[Collection entries]
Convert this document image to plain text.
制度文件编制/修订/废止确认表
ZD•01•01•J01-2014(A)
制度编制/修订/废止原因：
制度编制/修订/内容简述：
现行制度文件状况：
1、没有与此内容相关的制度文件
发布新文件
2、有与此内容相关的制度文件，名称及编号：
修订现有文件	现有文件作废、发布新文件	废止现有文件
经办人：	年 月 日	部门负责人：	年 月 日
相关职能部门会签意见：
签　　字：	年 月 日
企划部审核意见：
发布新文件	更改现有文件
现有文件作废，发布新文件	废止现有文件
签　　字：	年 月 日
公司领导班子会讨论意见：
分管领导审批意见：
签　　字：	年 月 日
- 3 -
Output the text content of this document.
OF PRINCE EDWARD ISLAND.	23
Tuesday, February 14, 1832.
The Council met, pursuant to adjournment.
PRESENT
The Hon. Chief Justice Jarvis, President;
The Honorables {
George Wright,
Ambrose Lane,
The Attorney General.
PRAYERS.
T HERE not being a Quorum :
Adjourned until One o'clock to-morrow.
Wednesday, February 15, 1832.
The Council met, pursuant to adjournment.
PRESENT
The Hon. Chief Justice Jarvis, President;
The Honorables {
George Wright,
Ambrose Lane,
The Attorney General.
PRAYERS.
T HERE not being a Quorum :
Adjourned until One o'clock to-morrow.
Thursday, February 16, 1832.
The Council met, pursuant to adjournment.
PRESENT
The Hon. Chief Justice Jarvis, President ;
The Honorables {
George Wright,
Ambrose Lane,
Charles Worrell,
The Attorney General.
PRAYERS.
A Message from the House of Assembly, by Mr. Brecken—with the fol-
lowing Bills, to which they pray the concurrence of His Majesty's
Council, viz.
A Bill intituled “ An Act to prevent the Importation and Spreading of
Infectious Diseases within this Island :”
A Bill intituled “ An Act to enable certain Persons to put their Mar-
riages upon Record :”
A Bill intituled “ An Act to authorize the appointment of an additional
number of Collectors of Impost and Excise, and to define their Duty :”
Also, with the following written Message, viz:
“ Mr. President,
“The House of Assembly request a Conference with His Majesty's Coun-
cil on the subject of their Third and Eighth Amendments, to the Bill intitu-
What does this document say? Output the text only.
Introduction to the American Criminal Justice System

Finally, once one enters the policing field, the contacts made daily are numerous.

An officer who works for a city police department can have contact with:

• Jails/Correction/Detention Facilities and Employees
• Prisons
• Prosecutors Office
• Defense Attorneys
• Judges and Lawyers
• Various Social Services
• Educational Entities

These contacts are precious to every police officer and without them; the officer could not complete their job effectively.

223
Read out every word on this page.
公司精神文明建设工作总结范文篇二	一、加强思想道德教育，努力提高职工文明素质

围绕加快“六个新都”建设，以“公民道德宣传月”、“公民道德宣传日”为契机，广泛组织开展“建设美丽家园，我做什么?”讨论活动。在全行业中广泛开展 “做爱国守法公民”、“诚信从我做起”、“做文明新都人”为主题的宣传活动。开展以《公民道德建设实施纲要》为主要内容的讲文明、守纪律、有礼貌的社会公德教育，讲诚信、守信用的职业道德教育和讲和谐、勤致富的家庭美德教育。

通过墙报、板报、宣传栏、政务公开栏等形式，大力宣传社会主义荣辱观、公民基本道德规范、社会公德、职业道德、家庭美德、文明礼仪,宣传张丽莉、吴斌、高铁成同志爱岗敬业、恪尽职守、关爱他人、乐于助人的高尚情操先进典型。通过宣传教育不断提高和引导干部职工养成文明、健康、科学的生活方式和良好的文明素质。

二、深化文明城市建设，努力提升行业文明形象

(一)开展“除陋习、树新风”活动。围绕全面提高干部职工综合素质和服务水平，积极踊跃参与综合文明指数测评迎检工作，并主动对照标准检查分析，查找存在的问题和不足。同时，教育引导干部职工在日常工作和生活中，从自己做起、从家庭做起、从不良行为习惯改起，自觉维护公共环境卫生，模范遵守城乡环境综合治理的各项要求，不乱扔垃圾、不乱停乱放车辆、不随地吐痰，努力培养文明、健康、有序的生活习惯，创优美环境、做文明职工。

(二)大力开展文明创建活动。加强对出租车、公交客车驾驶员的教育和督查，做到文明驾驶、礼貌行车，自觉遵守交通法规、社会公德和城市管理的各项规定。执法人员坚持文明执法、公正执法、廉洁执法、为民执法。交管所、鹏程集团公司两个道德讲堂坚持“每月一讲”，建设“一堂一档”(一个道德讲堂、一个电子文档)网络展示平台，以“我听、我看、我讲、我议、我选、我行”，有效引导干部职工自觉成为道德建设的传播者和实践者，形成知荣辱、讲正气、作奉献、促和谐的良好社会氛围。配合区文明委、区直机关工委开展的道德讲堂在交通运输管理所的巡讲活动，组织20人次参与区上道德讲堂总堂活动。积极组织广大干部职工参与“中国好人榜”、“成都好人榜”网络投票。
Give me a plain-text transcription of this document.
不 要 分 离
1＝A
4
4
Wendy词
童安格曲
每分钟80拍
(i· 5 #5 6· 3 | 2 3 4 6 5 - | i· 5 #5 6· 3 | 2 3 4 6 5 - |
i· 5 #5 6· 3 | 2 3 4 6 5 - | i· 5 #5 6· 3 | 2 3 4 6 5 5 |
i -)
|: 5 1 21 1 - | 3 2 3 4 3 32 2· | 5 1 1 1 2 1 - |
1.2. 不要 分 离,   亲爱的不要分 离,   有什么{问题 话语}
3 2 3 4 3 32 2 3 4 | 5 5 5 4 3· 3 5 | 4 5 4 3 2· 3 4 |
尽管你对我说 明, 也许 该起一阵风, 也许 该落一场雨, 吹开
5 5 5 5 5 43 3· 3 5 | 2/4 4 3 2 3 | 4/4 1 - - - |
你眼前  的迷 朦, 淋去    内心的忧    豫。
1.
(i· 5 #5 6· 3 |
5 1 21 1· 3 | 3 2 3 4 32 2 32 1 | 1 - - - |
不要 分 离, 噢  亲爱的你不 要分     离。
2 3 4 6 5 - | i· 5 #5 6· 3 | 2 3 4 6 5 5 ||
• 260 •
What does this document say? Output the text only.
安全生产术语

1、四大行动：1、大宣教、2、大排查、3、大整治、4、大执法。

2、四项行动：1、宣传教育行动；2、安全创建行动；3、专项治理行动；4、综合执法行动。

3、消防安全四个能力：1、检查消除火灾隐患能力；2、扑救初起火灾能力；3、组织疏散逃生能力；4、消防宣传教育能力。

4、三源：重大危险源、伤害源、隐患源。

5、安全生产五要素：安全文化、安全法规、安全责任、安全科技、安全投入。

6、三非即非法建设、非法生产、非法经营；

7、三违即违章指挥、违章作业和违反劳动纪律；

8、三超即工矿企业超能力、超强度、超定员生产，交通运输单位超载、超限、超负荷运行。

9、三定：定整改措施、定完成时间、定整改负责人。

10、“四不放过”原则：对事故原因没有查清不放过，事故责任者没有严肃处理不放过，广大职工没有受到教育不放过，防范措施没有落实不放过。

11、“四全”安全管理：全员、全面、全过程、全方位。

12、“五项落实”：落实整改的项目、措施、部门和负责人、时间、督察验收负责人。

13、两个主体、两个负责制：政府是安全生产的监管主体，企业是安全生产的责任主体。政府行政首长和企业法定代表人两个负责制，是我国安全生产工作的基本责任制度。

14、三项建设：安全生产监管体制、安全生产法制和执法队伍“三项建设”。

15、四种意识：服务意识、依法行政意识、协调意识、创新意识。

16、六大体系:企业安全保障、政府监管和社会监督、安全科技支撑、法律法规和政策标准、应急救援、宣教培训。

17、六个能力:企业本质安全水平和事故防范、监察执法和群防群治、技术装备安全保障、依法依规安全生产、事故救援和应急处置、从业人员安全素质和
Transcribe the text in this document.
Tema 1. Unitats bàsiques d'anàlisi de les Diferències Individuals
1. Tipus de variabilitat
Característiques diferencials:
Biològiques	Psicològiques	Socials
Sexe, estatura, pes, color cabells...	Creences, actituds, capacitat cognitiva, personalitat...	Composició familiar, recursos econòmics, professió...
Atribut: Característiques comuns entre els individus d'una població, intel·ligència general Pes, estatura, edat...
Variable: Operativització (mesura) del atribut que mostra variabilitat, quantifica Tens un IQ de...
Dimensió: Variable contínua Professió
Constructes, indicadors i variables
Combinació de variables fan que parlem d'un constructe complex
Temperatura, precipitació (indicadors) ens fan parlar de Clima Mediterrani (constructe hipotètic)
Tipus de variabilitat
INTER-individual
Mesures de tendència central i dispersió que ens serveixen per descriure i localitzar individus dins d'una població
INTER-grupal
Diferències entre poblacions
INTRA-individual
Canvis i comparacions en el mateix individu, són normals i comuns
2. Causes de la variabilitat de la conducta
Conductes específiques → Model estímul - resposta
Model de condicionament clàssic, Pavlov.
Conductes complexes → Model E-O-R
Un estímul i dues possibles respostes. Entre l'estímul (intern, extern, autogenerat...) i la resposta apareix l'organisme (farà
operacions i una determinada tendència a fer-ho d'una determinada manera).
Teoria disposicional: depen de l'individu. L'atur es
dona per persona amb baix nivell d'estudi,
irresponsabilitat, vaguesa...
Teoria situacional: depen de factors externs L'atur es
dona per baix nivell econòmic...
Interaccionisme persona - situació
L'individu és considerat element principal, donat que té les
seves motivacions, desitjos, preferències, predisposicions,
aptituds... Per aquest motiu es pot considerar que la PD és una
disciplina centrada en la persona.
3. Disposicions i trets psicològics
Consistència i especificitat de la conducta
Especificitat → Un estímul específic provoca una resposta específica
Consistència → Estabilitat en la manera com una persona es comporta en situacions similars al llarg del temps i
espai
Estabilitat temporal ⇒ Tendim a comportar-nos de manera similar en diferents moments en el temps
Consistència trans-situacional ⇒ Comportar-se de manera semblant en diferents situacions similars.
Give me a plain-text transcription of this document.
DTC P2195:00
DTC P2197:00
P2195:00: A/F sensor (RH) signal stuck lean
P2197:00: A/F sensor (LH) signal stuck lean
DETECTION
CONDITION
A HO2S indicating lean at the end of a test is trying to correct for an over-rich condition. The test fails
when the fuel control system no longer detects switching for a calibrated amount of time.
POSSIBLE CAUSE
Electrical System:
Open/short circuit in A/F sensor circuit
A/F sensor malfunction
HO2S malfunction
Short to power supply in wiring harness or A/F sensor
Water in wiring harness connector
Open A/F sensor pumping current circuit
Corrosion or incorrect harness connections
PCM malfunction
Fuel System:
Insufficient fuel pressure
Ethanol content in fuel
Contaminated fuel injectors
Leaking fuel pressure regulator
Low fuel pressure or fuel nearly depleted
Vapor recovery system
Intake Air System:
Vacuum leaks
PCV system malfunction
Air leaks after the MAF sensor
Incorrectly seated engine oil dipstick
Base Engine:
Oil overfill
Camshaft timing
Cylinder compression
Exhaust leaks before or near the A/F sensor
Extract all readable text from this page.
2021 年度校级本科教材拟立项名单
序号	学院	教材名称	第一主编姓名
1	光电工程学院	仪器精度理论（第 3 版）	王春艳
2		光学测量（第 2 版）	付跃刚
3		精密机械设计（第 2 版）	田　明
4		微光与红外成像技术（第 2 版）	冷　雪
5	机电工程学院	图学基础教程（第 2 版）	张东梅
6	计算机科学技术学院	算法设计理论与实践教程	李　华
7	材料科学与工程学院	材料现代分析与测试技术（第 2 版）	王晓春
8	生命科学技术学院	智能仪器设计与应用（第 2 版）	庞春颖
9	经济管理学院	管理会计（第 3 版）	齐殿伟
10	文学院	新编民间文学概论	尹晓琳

Problem to work on:
Take every line from the data that contains the word "House".

The reply:
A Message from the House of Assembly, by Mr. Brecken—with the fol-
“The House of Assembly request a Conference with His Majesty's Coun-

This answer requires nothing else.